Copy out the lines from the beginning through the line containing "legend-label: tri najviac", with that line included.

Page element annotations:
━━━━━━
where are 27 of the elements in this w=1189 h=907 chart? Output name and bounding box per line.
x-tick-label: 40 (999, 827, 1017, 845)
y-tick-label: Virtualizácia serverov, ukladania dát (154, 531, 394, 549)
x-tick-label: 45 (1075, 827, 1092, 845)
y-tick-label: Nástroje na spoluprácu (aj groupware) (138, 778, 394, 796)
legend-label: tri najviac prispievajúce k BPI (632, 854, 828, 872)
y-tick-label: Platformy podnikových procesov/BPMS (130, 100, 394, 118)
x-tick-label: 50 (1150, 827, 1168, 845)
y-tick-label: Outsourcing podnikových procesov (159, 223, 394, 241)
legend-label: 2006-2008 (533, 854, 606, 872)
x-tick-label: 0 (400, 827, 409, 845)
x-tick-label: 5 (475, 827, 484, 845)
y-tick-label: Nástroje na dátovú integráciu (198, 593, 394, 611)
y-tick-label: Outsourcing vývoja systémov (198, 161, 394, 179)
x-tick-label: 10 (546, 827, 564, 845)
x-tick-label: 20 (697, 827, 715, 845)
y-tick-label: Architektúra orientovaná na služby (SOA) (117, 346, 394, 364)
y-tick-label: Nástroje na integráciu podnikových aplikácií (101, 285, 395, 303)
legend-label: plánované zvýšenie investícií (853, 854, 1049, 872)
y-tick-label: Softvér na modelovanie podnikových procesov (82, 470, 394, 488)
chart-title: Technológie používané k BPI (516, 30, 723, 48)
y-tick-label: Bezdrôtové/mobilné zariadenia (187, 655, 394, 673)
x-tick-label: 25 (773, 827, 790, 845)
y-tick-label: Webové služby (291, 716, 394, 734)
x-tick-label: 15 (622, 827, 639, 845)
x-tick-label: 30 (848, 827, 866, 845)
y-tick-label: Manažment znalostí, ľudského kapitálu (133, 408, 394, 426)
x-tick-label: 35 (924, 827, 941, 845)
━━━━━━
ANSWER:
where are 27 of the elements in this w=1189 h=907 chart? Output name and bounding box per line.
x-tick-label: 40 (999, 827, 1017, 845)
y-tick-label: Virtualizácia serverov, ukladania dát (154, 531, 394, 549)
x-tick-label: 45 (1075, 827, 1092, 845)
y-tick-label: Nástroje na spoluprácu (aj groupware) (138, 778, 394, 796)
legend-label: tri najviac prispievajúce k BPI (632, 854, 828, 872)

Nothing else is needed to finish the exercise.